[PROVIDED TEXT Boundary: Start]

Hmm, I didn’t read it that way exactly, but that the white men in this case were pursuing their interests using the same techniques they’d use to woo a wife. And that’s where they were losing.
Which makes me wonder if those same black men would approach a woman they were interested in beginning a long-term relationship in the same way. Or do they have two distinct courting behaviors, one for immediate gratification and the other for attracting a wife?
I dated a girl from Baja who called me Papi–and called her dad and her son that, too. I think in some places it’s just a generic badge of affection for a male relative/SO.
:eek: Paedo!
Us white guys are interested plenty–we just don’t know how to get it. :smack:
May I agree with fetus in that the corpus of your posts here tends to indicate to both interested and disinterested observers alike that you picked your online name well, for communicating heat, tastefulness and sweetness
(The Asian Catholic Schoolgirl thing… well I’m sure the gentlemen here cannot fail but take it into account, but we behave… just watch out for the ones who’ll ask if you still have and fit into the uniform… :eek: )
I’m sure cultural differences play a part, but if he’s not talking up a storm while banging you silly, sometimes it’s just the guy. If I’m really into things I go almost non-verbal, as in I have to seriously concentrate to do much more than grunt or manage Og-simple sentences. “Turn over. Og want doggy-style!” I’m sure as hell not shy, and I talk well enough to charm women into trying things they weren’t sure they’d like (by all indications, they did enjoy them immensely though :D) but once we’re actually doing those things, I’m lucky if I can string together a sentence as complicated as, “Oh #%&* yeah, that feels good, baby!”
It’s actually a bad sign if I’m pretty coherent because it means I’m detached from the moment to some extent. I had one or two women who specifically requested dirty talk and I had a couple of problems with that. 1) I don’t write romance stories for a reason, and that reason is: I’m not that good at finding original ways to say, “I’m going to plunge my purple-headed love warrior into the torrid whirlpool of your womanhood,” especially while my balls are being licked. 2) If I hold on to enough upper faculties to make an attempt at original and hot dirty-talk, the reptile part of my brain part thinks, “Well, hell, no point diverting blood to the member when he’s still in wooing mode using that big ol’ cortex. Hey, arousal, time to take a nap.” Or, pretty much what fetus said; my boner go bye-bye.

[PROVIDED TEXT Boundary: End]

• [TASK LIST]
[A] Print everything in the forum thread from "I dated a girl" down to "uniform… :eek: )".
[B] Answer these questions using the forum thread:
(i) What did the girl from Baja call her dad and her son?
(ii) According to the writer of the last two posts, what does it mean when he is pretty coherent?
(iii) How many women does that writer say specifically requested dirty talk?
[C] Carry the forum thread on from its last post.

[DATASET RECORDS Boundary: Start]

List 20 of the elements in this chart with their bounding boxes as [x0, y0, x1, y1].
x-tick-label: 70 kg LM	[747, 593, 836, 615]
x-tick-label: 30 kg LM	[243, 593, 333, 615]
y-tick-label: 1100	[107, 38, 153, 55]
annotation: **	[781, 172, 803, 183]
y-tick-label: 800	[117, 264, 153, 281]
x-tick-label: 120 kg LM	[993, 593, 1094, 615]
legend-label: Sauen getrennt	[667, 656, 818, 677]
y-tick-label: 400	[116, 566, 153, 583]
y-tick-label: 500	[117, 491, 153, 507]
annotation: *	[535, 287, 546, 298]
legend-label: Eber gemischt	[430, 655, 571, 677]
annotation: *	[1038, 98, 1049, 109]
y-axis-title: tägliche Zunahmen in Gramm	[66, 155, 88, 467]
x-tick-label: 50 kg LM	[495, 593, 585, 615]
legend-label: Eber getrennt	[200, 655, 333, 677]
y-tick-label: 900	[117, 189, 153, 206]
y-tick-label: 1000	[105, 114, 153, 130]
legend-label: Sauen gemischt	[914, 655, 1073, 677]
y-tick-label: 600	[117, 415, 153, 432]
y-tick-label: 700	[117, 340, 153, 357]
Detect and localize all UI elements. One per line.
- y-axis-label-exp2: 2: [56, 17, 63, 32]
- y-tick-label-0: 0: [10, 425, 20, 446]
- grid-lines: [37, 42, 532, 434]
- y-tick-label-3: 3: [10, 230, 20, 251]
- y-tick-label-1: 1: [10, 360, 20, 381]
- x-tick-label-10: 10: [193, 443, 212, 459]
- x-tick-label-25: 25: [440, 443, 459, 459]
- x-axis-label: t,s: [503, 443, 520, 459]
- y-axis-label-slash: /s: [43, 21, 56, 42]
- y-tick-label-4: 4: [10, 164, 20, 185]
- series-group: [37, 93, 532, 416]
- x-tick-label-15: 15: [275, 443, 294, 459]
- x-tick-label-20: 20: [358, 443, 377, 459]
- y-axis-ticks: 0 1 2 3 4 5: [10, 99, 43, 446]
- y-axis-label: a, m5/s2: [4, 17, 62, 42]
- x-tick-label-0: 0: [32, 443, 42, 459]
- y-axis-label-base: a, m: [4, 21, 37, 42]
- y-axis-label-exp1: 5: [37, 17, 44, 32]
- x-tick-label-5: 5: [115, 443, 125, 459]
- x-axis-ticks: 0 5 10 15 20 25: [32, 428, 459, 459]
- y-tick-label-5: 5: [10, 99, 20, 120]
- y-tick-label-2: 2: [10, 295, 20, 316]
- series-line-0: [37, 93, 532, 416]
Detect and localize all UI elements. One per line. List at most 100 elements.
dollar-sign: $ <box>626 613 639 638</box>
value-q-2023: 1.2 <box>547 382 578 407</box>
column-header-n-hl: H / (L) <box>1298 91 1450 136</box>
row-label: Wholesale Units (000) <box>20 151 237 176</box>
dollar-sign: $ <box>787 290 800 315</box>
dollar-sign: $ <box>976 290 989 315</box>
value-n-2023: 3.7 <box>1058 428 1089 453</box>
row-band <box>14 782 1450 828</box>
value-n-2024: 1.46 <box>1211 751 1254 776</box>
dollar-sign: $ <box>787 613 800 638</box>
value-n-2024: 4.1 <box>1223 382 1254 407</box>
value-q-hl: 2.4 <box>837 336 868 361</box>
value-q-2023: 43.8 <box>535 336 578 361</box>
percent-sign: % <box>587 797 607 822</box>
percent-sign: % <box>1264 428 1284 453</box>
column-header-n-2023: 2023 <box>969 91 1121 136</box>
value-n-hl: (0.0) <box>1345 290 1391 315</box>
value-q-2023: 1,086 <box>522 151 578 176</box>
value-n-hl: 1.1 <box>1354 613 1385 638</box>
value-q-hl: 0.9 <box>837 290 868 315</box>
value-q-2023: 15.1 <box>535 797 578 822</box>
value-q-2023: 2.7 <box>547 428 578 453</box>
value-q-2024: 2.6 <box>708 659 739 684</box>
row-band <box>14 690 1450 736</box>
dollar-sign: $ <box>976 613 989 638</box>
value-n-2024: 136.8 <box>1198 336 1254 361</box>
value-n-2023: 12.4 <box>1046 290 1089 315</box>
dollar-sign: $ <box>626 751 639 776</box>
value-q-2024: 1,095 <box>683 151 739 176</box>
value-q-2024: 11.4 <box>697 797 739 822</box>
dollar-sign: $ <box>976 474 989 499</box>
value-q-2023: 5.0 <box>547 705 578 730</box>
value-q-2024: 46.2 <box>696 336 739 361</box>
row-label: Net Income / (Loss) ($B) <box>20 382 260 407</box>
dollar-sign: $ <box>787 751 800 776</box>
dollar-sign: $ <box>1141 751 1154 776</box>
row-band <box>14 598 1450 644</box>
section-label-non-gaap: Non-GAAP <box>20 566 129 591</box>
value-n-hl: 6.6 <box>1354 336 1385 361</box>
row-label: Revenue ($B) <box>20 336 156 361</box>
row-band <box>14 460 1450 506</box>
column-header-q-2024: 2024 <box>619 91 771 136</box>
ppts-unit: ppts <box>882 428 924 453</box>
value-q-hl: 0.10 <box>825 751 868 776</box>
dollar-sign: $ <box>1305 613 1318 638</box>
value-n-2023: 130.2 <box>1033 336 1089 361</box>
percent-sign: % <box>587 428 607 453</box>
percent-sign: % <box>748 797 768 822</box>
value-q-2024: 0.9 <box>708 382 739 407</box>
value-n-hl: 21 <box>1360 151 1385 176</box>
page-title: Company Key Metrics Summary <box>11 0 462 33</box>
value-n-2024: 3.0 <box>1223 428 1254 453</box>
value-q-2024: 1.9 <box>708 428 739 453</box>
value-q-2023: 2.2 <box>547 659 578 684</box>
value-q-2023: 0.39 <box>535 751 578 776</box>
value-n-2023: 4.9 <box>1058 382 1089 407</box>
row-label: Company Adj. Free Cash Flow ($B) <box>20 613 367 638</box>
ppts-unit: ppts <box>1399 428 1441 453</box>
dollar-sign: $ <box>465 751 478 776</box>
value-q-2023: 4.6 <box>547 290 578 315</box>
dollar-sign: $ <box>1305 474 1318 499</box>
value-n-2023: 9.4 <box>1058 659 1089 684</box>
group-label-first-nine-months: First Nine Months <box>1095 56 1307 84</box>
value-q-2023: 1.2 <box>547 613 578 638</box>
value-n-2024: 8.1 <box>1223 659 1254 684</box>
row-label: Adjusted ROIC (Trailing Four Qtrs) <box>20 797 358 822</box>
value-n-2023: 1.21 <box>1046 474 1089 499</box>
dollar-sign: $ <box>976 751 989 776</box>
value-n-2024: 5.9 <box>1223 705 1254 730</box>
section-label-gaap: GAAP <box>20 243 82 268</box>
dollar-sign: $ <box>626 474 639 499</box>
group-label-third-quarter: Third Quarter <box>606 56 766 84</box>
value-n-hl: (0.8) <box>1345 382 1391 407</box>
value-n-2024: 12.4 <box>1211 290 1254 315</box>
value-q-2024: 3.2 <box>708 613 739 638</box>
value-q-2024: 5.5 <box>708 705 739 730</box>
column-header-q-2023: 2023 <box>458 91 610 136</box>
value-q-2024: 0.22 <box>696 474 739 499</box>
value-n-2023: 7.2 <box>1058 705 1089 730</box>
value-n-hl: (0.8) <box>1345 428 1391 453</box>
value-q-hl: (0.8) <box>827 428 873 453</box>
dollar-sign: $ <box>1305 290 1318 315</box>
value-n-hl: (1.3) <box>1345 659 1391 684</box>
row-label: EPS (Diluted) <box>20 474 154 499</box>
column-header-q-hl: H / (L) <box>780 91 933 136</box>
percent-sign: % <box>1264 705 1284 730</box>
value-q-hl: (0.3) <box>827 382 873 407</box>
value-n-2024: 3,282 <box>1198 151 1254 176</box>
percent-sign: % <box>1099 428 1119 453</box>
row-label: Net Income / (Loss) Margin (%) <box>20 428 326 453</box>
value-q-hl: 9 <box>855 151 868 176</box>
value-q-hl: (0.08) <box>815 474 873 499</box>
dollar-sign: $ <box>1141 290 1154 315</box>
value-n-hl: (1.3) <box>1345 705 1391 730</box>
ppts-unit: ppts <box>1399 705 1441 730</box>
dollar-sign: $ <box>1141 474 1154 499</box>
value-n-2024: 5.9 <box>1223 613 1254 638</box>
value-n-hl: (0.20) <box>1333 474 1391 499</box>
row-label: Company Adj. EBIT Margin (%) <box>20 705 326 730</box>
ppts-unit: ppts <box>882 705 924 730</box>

[DATASET RECORDS Boundary: End]

• [RESPONSES IN ORDER]
[A]
I dated a girl from Baja who called me Papi–and called her dad and her son that, too. I think in some places it’s just a generic badge of affection for a male relative/SO.
:eek: Paedo!
Us white guys are interested plenty–we just don’t know how to get it. :smack:
May I agree with fetus in that the corpus of your posts here tends to indicate to both interested and disinterested observers alike that you picked your online name well, for communicating heat, tastefulness and sweetness
(The Asian Catholic Schoolgirl thing… well I’m sure the gentlemen here cannot fail but take it into account, but we behave… just watch out for the ones who’ll ask if you still have and fit into the uniform… :eek: )

[B]
(i) Papi
(ii) It's a bad sign, because it means he's detached from the moment to some extent.
(iii) One or two

[C]
Now, if you want a guy to make you hyperventilate so much that your toes go numb, or orgasm so hard that you lose track of time, space, and your sense of identity, I’m your man. I can do sexual innuendo, or whisper dirty deeds for later into your ear at a party while maintaining sexual tension until time for explosive consummation, but I can’t hold up much of a conversation once things get past clothing being undone. Sorry, I’m just wired that way.
I don’t know about have, but she’d still fit into it. She’s really beautiful and fit. And smart, too. Eat your hearts out, Dopermen, I got to meet her in the flesh! (Decently covered, it was at a restaurant.)
Many apologies, ladies, but I’m married. Besides, now that I’m over 30 I’m starting to slow down a little. Hours-long sessions are starting to seem like more trouble than they’re worth sometimes.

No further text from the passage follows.